## [EXCERPT]
■ ■ ■
Author/Illustrator Study

Award winning author and illustrator Leo Lionni is considered a modern day fable writer. His main characters are critters that he was fascinated with as a child such as frogs, lizards, mice, and fish. The morals are easy for children to relate to.

It’s Mine: share

-Swimmy: teamwork (swimmy video)

-Fish is Fish: the grass is not always greener on the other side

-Fredrick: everyone has something important to contribute to the group (Frederick video)

-Alexander and the Wind-Up Mouse: caring, selflessness

Standing on the shoulders of Leo Lionni, students can write fables using the same kind of characters and morals. They can also illustrate their stories using collage in the same style as Leo Lionni.

Paint blank white paper earthy colors using different textures and brush strokes. (I did some of the painting myself.  I also sent an email home asking for students to paint plain white paper at home and bring it in for our collages. It seemed too messy to let the kids do it in class!) Using these painted papers, students can cut and tear the characters for their stories or poems. Click here for a video from Leo Lionni on how to make a mouse.

Fractured Fairy Tales

Fractured fairy tales are different versions or different view points of original fairy tales. Most kids are familiar with the word ‘fracture’– they know it means to break something (because it has usually happened to at least one of them!). That’s how I explain fractured fairy tales to students. Using the same patterns and structures as the original fairy tales, one piece on the fairy tale text map is “broken” and changed. For example, in the story The Tortoise and the Jack Rabbit, the setting was “broken” and changed to take place in the desert. That caused a ripple effect in the rest of the story. The character had to be changed into a jack rabbit to fit the desert setting. The same fracture happens in the setting of different Cinderella stories around the world. The country where it takes place is “broken” and changed which causes a ripple effect culturally throughout the story. In the story The Three Little Wolves and the Big Bad Pig, the characters were “broken,” and the “good guys” and the “bad guy” were reversed. Fractured fairy tales are fun stories for kids to read and write. It gives them an opportunity to do some creative synthesizing using the structures and patterns they’ve learned about fairy tales.

Guided & Independent Practice

After reading aloud different fairy tales, fables, fractured fairy tales and modeling how to fill out the text map, let your students try it. Using easy to read versions of the same fairy tales and fables you have modeled will help make these stories more accessible to everyone in your class. Students can read these stories and fill out their own fairy tale text map. Eventually they can use fairy tales and fables you haven’t already read to them. Here are some easy to read stories that I like to use:

I included e-books from Evan Moor in my list of easy to read fairy tales and fables. One book includes 8 different fairy tales and fables that are written at a 2nd-3rd grade reading level. The other e-book includes 7 fairy tales and folktales written for a K-1 audience. They are printable stories that include activities with each story. Although I would not use all the activities included in these books, I thought it was worth purchasing for the printable stories and the puppet templates.

Felt Board Center: During our fairy tales and fables unit, I include easy to read and familiar fairy tales and fables with felt characters. At this ILA (independent literacy activity) students reread one of their favorite stories, then retell it using the felt characters.

Buddy Reading Center: I make/collect multiple copies of familiar fairy tales so students can read them together. I also include reader’s theater fairy tale plays so students can practice reading different parts.

Listening center: Students listen to fairy tales and fables from an audio book. You can easily create your own audio books and include a guided lesson! Check out Listening Center Plus for more information. Click here for a sample of The Three Little Pigs.
■ ■ ■
## [EXERCISE TASKS]
1 - Retype the stretch of the fables and fairy tales excerpt from "Felt Board Center: During" through "Three Little Pigs.".
2 - According to the fables and fairy tales excerpt, where was the setting of The Tortoise and the Jack Rabbit moved?
The records that come after this excerpt on fables and fairy tales are from a separate source.
■ ■ ■
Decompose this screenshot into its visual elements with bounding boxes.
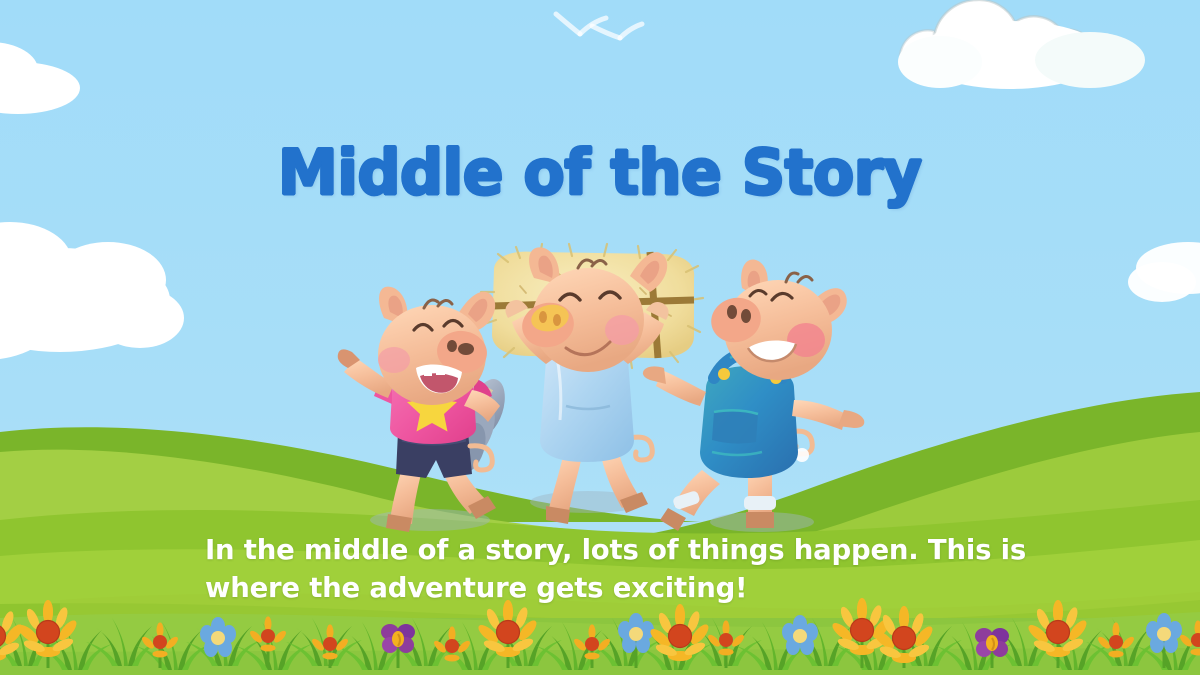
- flower-border-row: [0, 598, 1200, 670]
- grass-tufts: [0, 618, 1200, 670]
- flower-border-layer: [0, 0, 1200, 675]
- slide-root: Middle of the Story In the middle of a s…: [0, 0, 1200, 675]
- flowers: [0, 598, 1200, 663]
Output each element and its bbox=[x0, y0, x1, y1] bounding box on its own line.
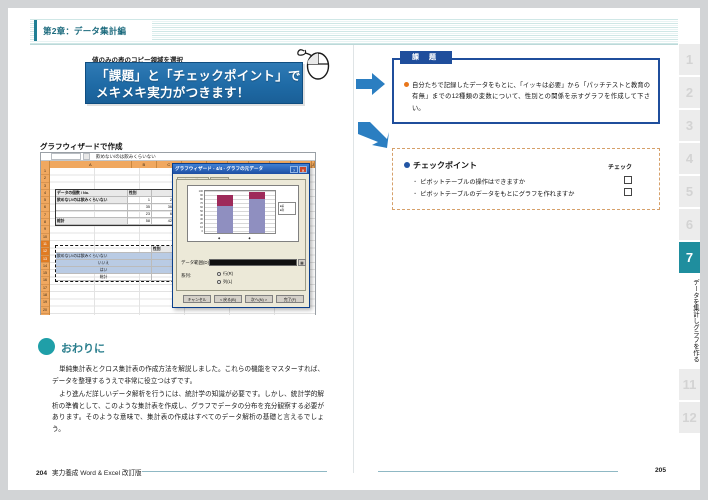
section-bullet-icon bbox=[38, 338, 55, 355]
preview-y-axis: 1009080706050403020100 bbox=[191, 190, 203, 234]
section-heading: おわりに bbox=[61, 340, 105, 356]
arrow-down-right-icon bbox=[356, 120, 390, 155]
blue-bullet-icon bbox=[404, 162, 410, 168]
chapter-tab-2[interactable]: 2 bbox=[679, 77, 700, 108]
preview-x-labels: ◆◆ bbox=[204, 236, 276, 240]
chapter-header-label: 第2章：データ集計編 bbox=[43, 25, 126, 37]
chart-wizard-dialog[interactable]: グラフウィザード - 4/4 - グラフの元データ ? ✕ データ範囲 系列 1… bbox=[172, 163, 310, 308]
arrow-right-icon bbox=[356, 72, 386, 101]
finish-button[interactable]: 完了(F) bbox=[276, 295, 304, 303]
next-button[interactable]: 次へ(N) > bbox=[245, 295, 273, 303]
cancel-button[interactable]: キャンセル bbox=[183, 295, 211, 303]
footer-book-title: 実力養成 Word & Excel 改訂版 bbox=[52, 470, 142, 477]
body-paragraph-2: より進んだ詳しいデータ解析を行うには、統計学の知識が必要です。しかし、統計学的解… bbox=[52, 389, 324, 435]
checkpoint-column-header: チェック bbox=[608, 162, 632, 171]
preview-plot-area bbox=[204, 190, 276, 234]
chapter-header-tab: 第2章：データ集計編 bbox=[34, 20, 152, 41]
callout-line-2: メキメキ実力がつきます！ bbox=[96, 85, 294, 102]
close-icon[interactable]: ✕ bbox=[299, 166, 307, 173]
help-button[interactable]: ? bbox=[290, 166, 298, 173]
checkpoint-item-2: ・ピボットテーブルのデータをもとにグラフを作れますか bbox=[412, 189, 574, 198]
orange-bullet-icon bbox=[404, 82, 409, 87]
back-button[interactable]: < 戻る(B) bbox=[214, 295, 242, 303]
page-frame-left bbox=[0, 0, 8, 500]
chapter-tab-3[interactable]: 3 bbox=[679, 110, 700, 141]
page-frame-bottom bbox=[0, 490, 708, 500]
footer-rule-left bbox=[142, 471, 327, 472]
excel-row-headers[interactable]: 123 456 789 101112 131415 161718 1920 bbox=[41, 168, 50, 315]
footer-page-number-right: 205 bbox=[655, 467, 666, 474]
chapter-tab-11[interactable]: 11 bbox=[679, 369, 700, 400]
chapter-tab-4[interactable]: 4 bbox=[679, 143, 700, 174]
chapter-tab-6[interactable]: 6 bbox=[679, 209, 700, 240]
page-frame-right bbox=[700, 0, 708, 500]
radio-columns[interactable]: 列(L) bbox=[217, 279, 232, 285]
header-rule bbox=[30, 44, 678, 45]
radio-rows[interactable]: 行(R) bbox=[217, 271, 233, 277]
dialog-buttons[interactable]: キャンセル < 戻る(B) 次へ(N) > 完了(F) bbox=[176, 293, 306, 304]
excel-name-box[interactable] bbox=[51, 153, 81, 160]
series-label: 系列: bbox=[181, 273, 191, 279]
dialog-titlebar[interactable]: グラフウィザード - 4/4 - グラフの元データ ? ✕ bbox=[173, 164, 309, 174]
preview-bar-2 bbox=[249, 192, 265, 233]
chart-preview: 1009080706050403020100 ■系■列 ◆◆ bbox=[187, 185, 299, 242]
chapter-tab-5[interactable]: 5 bbox=[679, 176, 700, 207]
checkbox-1[interactable] bbox=[624, 176, 632, 184]
footer-page-number-left: 204 bbox=[36, 470, 47, 477]
chapter-tab-12[interactable]: 12 bbox=[679, 402, 700, 433]
checkpoint-title: チェックポイント bbox=[404, 160, 477, 171]
preview-bar-1 bbox=[217, 195, 233, 233]
chart-wizard-caption: グラフウィザードで作成 bbox=[40, 141, 123, 152]
page-frame-top bbox=[0, 0, 708, 8]
mouse-icon bbox=[296, 47, 332, 81]
checkpoint-item-1: ・ピボットテーブルの操作はできますか bbox=[412, 177, 525, 186]
chapter-tab-strip[interactable]: 1 2 3 4 5 6 7 データを集計しグラフを作る 11 12 bbox=[679, 44, 700, 435]
excel-formula-bar[interactable]: 飲めない/のは飲みくらいない bbox=[41, 153, 315, 161]
excel-fx-icon bbox=[83, 153, 90, 160]
checkbox-2[interactable] bbox=[624, 188, 632, 196]
range-label: データ範囲(D): bbox=[181, 260, 210, 266]
chapter-tab-7-label: データを集計しグラフを作る bbox=[679, 275, 700, 367]
task-text: 自分たちで記録したデータをもとに、「イッキは必要」から「パッチテストと教育の有無… bbox=[412, 80, 650, 114]
page-spine bbox=[353, 18, 354, 473]
body-paragraph-1: 単純集計表とクロス集計表の作成方法を解説しました。これらの機能をマスターすれば、… bbox=[52, 364, 324, 387]
callout-banner: 「課題」と「チェックポイント」で メキメキ実力がつきます！ bbox=[85, 62, 303, 104]
dialog-body: 1009080706050403020100 ■系■列 ◆◆ bbox=[176, 179, 306, 291]
range-input[interactable] bbox=[209, 259, 297, 266]
preview-legend: ■系■列 bbox=[278, 202, 296, 215]
task-tag: 課 題 bbox=[400, 51, 452, 64]
callout-line-1: 「課題」と「チェックポイント」で bbox=[96, 68, 294, 85]
range-picker-icon[interactable]: ▦ bbox=[298, 259, 306, 266]
dialog-title: グラフウィザード - 4/4 - グラフの元データ bbox=[175, 166, 289, 172]
excel-formula-value: 飲めない/のは飲みくらいない bbox=[96, 154, 156, 160]
chapter-tab-7[interactable]: 7 bbox=[679, 242, 700, 273]
chapter-tab-1[interactable]: 1 bbox=[679, 44, 700, 75]
footer-rule-right bbox=[378, 471, 618, 472]
footer-left: 204実力養成 Word & Excel 改訂版 bbox=[36, 467, 142, 477]
book-page-spread: 第2章：データ集計編 値のみの表のコピー領域を選択 グラフウィザードで作成 「課… bbox=[0, 0, 708, 500]
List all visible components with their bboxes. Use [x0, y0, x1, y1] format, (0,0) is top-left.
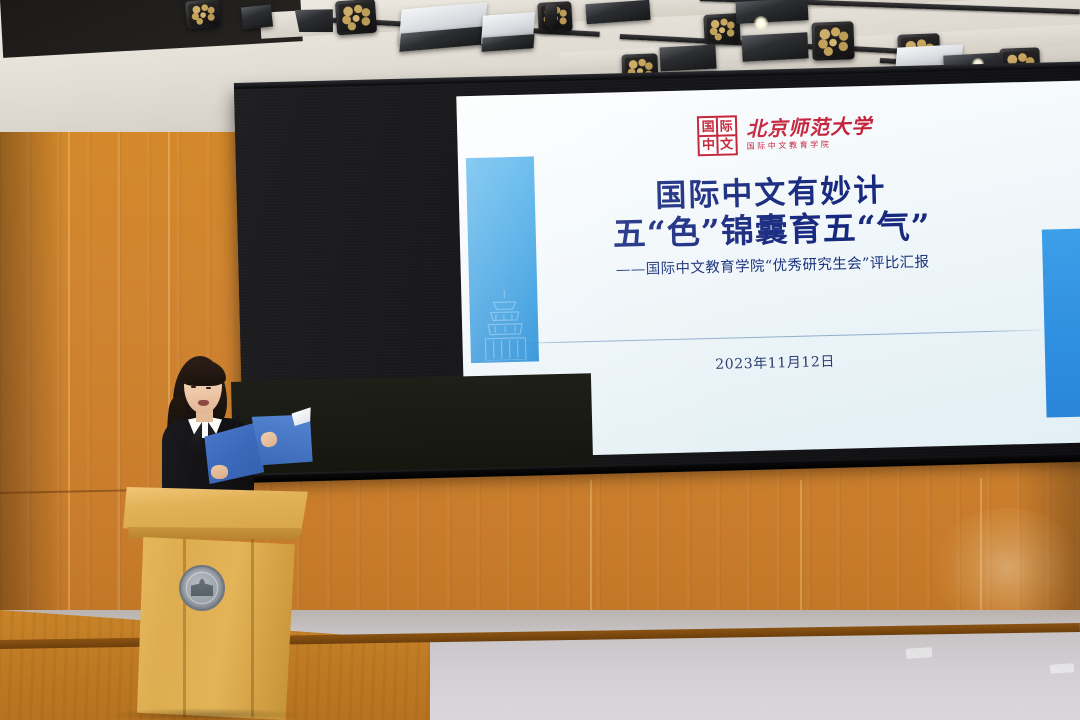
■ ■ ■
## [FINAL RESULTS]
1 -
Felt Board Center: During our fairy tales and fables unit, I include easy to read and familiar fairy tales and fables with felt characters. At this ILA (independent literacy activity) students reread one of their favorite stories, then retell it using the felt characters.

Buddy Reading Center: I make/collect multiple copies of familiar fairy tales so students can read them together. I also include reader’s theater fairy tale plays so students can practice reading different parts.

Listening center: Students listen to fairy tales and fables from an audio book. You can easily create your own audio books and include a guided lesson! Check out Listening Center Plus for more information. Click here for a sample of The Three Little Pigs.

2 - The desert.